Aim of the task »
Your task is to output the data exactly as it stands.

Dataset extract »
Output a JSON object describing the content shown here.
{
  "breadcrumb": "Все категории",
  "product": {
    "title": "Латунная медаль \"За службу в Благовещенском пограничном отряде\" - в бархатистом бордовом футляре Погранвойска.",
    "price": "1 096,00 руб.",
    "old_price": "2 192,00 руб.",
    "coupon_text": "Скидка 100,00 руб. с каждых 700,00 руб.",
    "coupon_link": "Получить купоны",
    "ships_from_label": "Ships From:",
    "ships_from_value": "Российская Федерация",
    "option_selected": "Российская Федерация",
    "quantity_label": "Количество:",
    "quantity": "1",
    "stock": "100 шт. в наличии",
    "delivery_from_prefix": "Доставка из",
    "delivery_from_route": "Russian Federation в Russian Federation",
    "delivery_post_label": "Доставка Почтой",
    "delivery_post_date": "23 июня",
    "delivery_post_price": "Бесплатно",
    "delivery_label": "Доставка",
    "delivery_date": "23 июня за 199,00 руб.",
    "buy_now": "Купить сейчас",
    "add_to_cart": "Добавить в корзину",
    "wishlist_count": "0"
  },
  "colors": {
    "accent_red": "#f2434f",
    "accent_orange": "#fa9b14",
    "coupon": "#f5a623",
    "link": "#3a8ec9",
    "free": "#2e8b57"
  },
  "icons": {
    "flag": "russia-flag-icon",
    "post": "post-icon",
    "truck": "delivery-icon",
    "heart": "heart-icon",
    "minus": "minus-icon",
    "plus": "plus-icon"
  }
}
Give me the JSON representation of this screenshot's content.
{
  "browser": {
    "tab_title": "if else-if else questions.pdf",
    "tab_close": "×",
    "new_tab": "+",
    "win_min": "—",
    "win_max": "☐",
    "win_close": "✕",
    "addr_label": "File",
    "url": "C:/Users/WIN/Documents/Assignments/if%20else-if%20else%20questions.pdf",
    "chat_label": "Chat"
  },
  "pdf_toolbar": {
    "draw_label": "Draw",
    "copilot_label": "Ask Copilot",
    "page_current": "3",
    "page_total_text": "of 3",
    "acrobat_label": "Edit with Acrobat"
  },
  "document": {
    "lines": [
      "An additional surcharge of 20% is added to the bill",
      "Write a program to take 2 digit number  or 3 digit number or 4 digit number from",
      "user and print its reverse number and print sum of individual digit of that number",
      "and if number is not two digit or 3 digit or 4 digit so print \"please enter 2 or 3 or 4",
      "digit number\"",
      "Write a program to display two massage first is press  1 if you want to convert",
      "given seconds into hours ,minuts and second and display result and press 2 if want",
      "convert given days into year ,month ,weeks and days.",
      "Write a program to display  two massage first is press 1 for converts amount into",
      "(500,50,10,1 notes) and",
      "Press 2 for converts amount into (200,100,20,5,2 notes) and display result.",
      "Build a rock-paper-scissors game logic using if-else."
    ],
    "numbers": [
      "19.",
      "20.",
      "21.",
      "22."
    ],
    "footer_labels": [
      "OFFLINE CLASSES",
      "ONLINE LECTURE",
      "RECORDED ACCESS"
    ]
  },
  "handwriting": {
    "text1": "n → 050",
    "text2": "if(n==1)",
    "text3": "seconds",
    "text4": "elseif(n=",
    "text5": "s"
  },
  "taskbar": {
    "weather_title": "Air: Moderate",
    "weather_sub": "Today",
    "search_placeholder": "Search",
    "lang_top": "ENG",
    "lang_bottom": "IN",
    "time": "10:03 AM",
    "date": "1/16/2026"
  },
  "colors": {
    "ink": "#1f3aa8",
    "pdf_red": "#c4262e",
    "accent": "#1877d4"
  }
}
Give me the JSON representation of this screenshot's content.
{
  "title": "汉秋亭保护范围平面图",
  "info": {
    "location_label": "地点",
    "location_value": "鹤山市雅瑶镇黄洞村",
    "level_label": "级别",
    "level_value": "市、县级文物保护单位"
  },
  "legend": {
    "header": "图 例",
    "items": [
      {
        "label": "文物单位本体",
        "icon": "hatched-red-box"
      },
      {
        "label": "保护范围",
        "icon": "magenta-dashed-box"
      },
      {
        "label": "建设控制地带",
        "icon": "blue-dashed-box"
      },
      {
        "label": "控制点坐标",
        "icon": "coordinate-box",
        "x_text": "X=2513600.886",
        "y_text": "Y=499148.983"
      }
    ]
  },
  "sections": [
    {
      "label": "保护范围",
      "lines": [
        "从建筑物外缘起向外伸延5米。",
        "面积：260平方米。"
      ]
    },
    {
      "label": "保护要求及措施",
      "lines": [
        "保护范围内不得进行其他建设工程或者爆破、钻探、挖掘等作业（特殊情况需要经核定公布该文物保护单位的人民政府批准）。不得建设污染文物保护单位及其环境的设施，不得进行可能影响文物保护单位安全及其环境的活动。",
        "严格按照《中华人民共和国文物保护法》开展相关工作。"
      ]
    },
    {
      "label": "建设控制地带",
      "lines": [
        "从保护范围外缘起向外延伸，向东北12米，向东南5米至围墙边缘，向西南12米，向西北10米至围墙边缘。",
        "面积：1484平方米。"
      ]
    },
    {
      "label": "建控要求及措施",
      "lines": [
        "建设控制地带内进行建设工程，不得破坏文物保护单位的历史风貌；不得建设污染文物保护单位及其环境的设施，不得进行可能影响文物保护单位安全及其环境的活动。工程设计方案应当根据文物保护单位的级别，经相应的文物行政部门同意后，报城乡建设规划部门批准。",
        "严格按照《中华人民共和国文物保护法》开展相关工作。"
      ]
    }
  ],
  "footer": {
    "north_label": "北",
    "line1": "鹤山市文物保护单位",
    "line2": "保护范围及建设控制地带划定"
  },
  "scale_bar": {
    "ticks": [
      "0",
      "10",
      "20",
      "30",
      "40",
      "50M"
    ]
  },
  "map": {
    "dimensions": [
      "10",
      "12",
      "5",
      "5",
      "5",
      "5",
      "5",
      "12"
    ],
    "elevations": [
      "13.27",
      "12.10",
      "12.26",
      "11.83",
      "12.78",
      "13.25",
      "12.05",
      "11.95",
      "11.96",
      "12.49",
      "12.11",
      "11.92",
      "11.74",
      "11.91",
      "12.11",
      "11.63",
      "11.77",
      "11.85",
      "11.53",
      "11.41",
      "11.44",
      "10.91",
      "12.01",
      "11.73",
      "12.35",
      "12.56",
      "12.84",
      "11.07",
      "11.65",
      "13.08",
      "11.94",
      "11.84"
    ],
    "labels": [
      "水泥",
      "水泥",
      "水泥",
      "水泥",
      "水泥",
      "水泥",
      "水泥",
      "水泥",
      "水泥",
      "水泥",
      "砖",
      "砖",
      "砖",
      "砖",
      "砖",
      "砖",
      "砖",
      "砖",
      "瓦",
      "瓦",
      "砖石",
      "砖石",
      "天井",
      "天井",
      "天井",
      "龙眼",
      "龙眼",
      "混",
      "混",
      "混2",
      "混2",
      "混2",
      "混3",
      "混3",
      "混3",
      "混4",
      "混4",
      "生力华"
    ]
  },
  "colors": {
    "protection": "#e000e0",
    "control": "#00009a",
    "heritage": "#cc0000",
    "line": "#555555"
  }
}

Solution to this problem »
Output a JSON object describing the content shown here.
{
  "breadcrumb": "Все категории",
  "product": {
    "title": "Латунная медаль \"За службу в Благовещенском пограничном отряде\" - в бархатистом бордовом футляре Погранвойска.",
    "price": "1 096,00 руб.",
    "old_price": "2 192,00 руб.",
    "coupon_text": "Скидка 100,00 руб. с каждых 700,00 руб.",
    "coupon_link": "Получить купоны",
    "ships_from_label": "Ships From:",
    "ships_from_value": "Российская Федерация",
    "option_selected": "Российская Федерация",
    "quantity_label": "Количество:",
    "quantity": "1",
    "stock": "100 шт. в наличии",
    "delivery_from_prefix": "Доставка из",
    "delivery_from_route": "Russian Federation в Russian Federation",
    "delivery_post_label": "Доставка Почтой",
    "delivery_post_date": "23 июня",
    "delivery_post_price": "Бесплатно",
    "delivery_label": "Доставка",
    "delivery_date": "23 июня за 199,00 руб.",
    "buy_now": "Купить сейчас",
    "add_to_cart": "Добавить в корзину",
    "wishlist_count": "0"
  },
  "colors": {
    "accent_red": "#f2434f",
    "accent_orange": "#fa9b14",
    "coupon": "#f5a623",
    "link": "#3a8ec9",
    "free": "#2e8b57"
  },
  "icons": {
    "flag": "russia-flag-icon",
    "post": "post-icon",
    "truck": "delivery-icon",
    "heart": "heart-icon",
    "minus": "minus-icon",
    "plus": "plus-icon"
  }
}
Give me the JSON representation of this screenshot's content.
{
  "browser": {
    "tab_title": "if else-if else questions.pdf",
    "tab_close": "×",
    "new_tab": "+",
    "win_min": "—",
    "win_max": "☐",
    "win_close": "✕",
    "addr_label": "File",
    "url": "C:/Users/WIN/Documents/Assignments/if%20else-if%20else%20questions.pdf",
    "chat_label": "Chat"
  },
  "pdf_toolbar": {
    "draw_label": "Draw",
    "copilot_label": "Ask Copilot",
    "page_current": "3",
    "page_total_text": "of 3",
    "acrobat_label": "Edit with Acrobat"
  },
  "document": {
    "lines": [
      "An additional surcharge of 20% is added to the bill",
      "Write a program to take 2 digit number  or 3 digit number or 4 digit number from",
      "user and print its reverse number and print sum of individual digit of that number",
      "and if number is not two digit or 3 digit or 4 digit so print \"please enter 2 or 3 or 4",
      "digit number\"",
      "Write a program to display two massage first is press  1 if you want to convert",
      "given seconds into hours ,minuts and second and display result and press 2 if want",
      "convert given days into year ,month ,weeks and days.",
      "Write a program to display  two massage first is press 1 for converts amount into",
      "(500,50,10,1 notes) and",
      "Press 2 for converts amount into (200,100,20,5,2 notes) and display result.",
      "Build a rock-paper-scissors game logic using if-else."
    ],
    "numbers": [
      "19.",
      "20.",
      "21.",
      "22."
    ],
    "footer_labels": [
      "OFFLINE CLASSES",
      "ONLINE LECTURE",
      "RECORDED ACCESS"
    ]
  },
  "handwriting": {
    "text1": "n → 050",
    "text2": "if(n==1)",
    "text3": "seconds",
    "text4": "elseif(n=",
    "text5": "s"
  },
  "taskbar": {
    "weather_title": "Air: Moderate",
    "weather_sub": "Today",
    "search_placeholder": "Search",
    "lang_top": "ENG",
    "lang_bottom": "IN",
    "time": "10:03 AM",
    "date": "1/16/2026"
  },
  "colors": {
    "ink": "#1f3aa8",
    "pdf_red": "#c4262e",
    "accent": "#1877d4"
  }
}
Give me the JSON representation of this screenshot's content.
{
  "title": "汉秋亭保护范围平面图",
  "info": {
    "location_label": "地点",
    "location_value": "鹤山市雅瑶镇黄洞村",
    "level_label": "级别",
    "level_value": "市、县级文物保护单位"
  },
  "legend": {
    "header": "图 例",
    "items": [
      {
        "label": "文物单位本体",
        "icon": "hatched-red-box"
      },
      {
        "label": "保护范围",
        "icon": "magenta-dashed-box"
      },
      {
        "label": "建设控制地带",
        "icon": "blue-dashed-box"
      },
      {
        "label": "控制点坐标",
        "icon": "coordinate-box",
        "x_text": "X=2513600.886",
        "y_text": "Y=499148.983"
      }
    ]
  },
  "sections": [
    {
      "label": "保护范围",
      "lines": [
        "从建筑物外缘起向外伸延5米。",
        "面积：260平方米。"
      ]
    },
    {
      "label": "保护要求及措施",
      "lines": [
        "保护范围内不得进行其他建设工程或者爆破、钻探、挖掘等作业（特殊情况需要经核定公布该文物保护单位的人民政府批准）。不得建设污染文物保护单位及其环境的设施，不得进行可能影响文物保护单位安全及其环境的活动。",
        "严格按照《中华人民共和国文物保护法》开展相关工作。"
      ]
    },
    {
      "label": "建设控制地带",
      "lines": [
        "从保护范围外缘起向外延伸，向东北12米，向东南5米至围墙边缘，向西南12米，向西北10米至围墙边缘。",
        "面积：1484平方米。"
      ]
    },
    {
      "label": "建控要求及措施",
      "lines": [
        "建设控制地带内进行建设工程，不得破坏文物保护单位的历史风貌；不得建设污染文物保护单位及其环境的设施，不得进行可能影响文物保护单位安全及其环境的活动。工程设计方案应当根据文物保护单位的级别，经相应的文物行政部门同意后，报城乡建设规划部门批准。",
        "严格按照《中华人民共和国文物保护法》开展相关工作。"
      ]
    }
  ],
  "footer": {
    "north_label": "北",
    "line1": "鹤山市文物保护单位",
    "line2": "保护范围及建设控制地带划定"
  },
  "scale_bar": {
    "ticks": [
      "0",
      "10",
      "20",
      "30",
      "40",
      "50M"
    ]
  },
  "map": {
    "dimensions": [
      "10",
      "12",
      "5",
      "5",
      "5",
      "5",
      "5",
      "12"
    ],
    "elevations": [
      "13.27",
      "12.10",
      "12.26",
      "11.83",
      "12.78",
      "13.25",
      "12.05",
      "11.95",
      "11.96",
      "12.49",
      "12.11",
      "11.92",
      "11.74",
      "11.91",
      "12.11",
      "11.63",
      "11.77",
      "11.85",
      "11.53",
      "11.41",
      "11.44",
      "10.91",
      "12.01",
      "11.73",
      "12.35",
      "12.56",
      "12.84",
      "11.07",
      "11.65",
      "13.08",
      "11.94",
      "11.84"
    ],
    "labels": [
      "水泥",
      "水泥",
      "水泥",
      "水泥",
      "水泥",
      "水泥",
      "水泥",
      "水泥",
      "水泥",
      "水泥",
      "砖",
      "砖",
      "砖",
      "砖",
      "砖",
      "砖",
      "砖",
      "砖",
      "瓦",
      "瓦",
      "砖石",
      "砖石",
      "天井",
      "天井",
      "天井",
      "龙眼",
      "龙眼",
      "混",
      "混",
      "混2",
      "混2",
      "混2",
      "混3",
      "混3",
      "混3",
      "混4",
      "混4",
      "生力华"
    ]
  },
  "colors": {
    "protection": "#e000e0",
    "control": "#00009a",
    "heritage": "#cc0000",
    "line": "#555555"
  }
}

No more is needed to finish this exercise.